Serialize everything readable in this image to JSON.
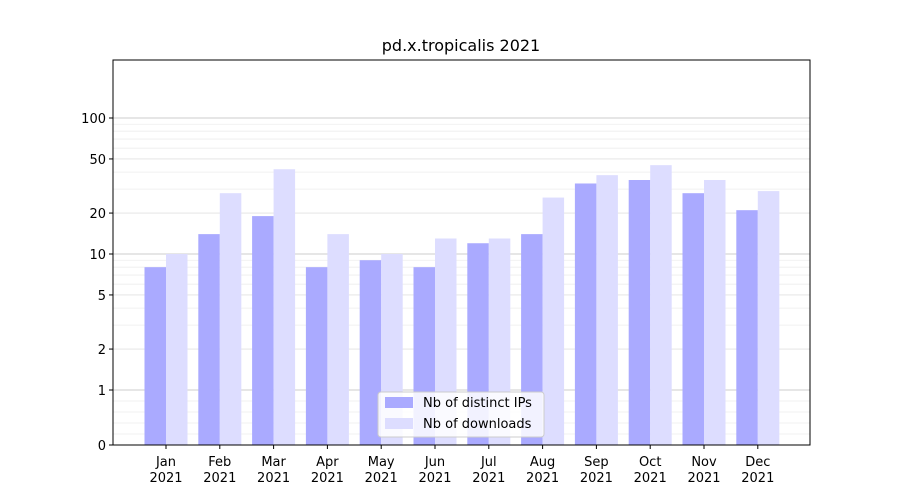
{
  "chart_data": {
    "type": "bar",
    "title": "pd.x.tropicalis 2021",
    "xlabel": "",
    "ylabel": "",
    "yscale": "symlog",
    "ylim": [
      0,
      120
    ],
    "grid": true,
    "legend_position": "bottom-center",
    "yticks": [
      {
        "value": 0,
        "label": "0"
      },
      {
        "value": 1,
        "label": "1"
      },
      {
        "value": 2,
        "label": "2"
      },
      {
        "value": 5,
        "label": "5"
      },
      {
        "value": 10,
        "label": "10"
      },
      {
        "value": 20,
        "label": "20"
      },
      {
        "value": 50,
        "label": "50"
      },
      {
        "value": 100,
        "label": "100"
      }
    ],
    "categories": [
      {
        "month": "Jan",
        "year": "2021"
      },
      {
        "month": "Feb",
        "year": "2021"
      },
      {
        "month": "Mar",
        "year": "2021"
      },
      {
        "month": "Apr",
        "year": "2021"
      },
      {
        "month": "May",
        "year": "2021"
      },
      {
        "month": "Jun",
        "year": "2021"
      },
      {
        "month": "Jul",
        "year": "2021"
      },
      {
        "month": "Aug",
        "year": "2021"
      },
      {
        "month": "Sep",
        "year": "2021"
      },
      {
        "month": "Oct",
        "year": "2021"
      },
      {
        "month": "Nov",
        "year": "2021"
      },
      {
        "month": "Dec",
        "year": "2021"
      }
    ],
    "series": [
      {
        "name": "Nb of distinct IPs",
        "color": "#aaaaff",
        "values": [
          8,
          14,
          19,
          8,
          9,
          8,
          12,
          14,
          33,
          35,
          28,
          21
        ]
      },
      {
        "name": "Nb of downloads",
        "color": "#ddddff",
        "values": [
          10,
          28,
          42,
          14,
          10,
          13,
          13,
          26,
          38,
          45,
          35,
          29
        ]
      }
    ]
  }
}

» Instructions to follow
Locate each line containing the string "name" and show it.

» Task output
        "name": "Nb of distinct IPs",
        "name": "Nb of downloads",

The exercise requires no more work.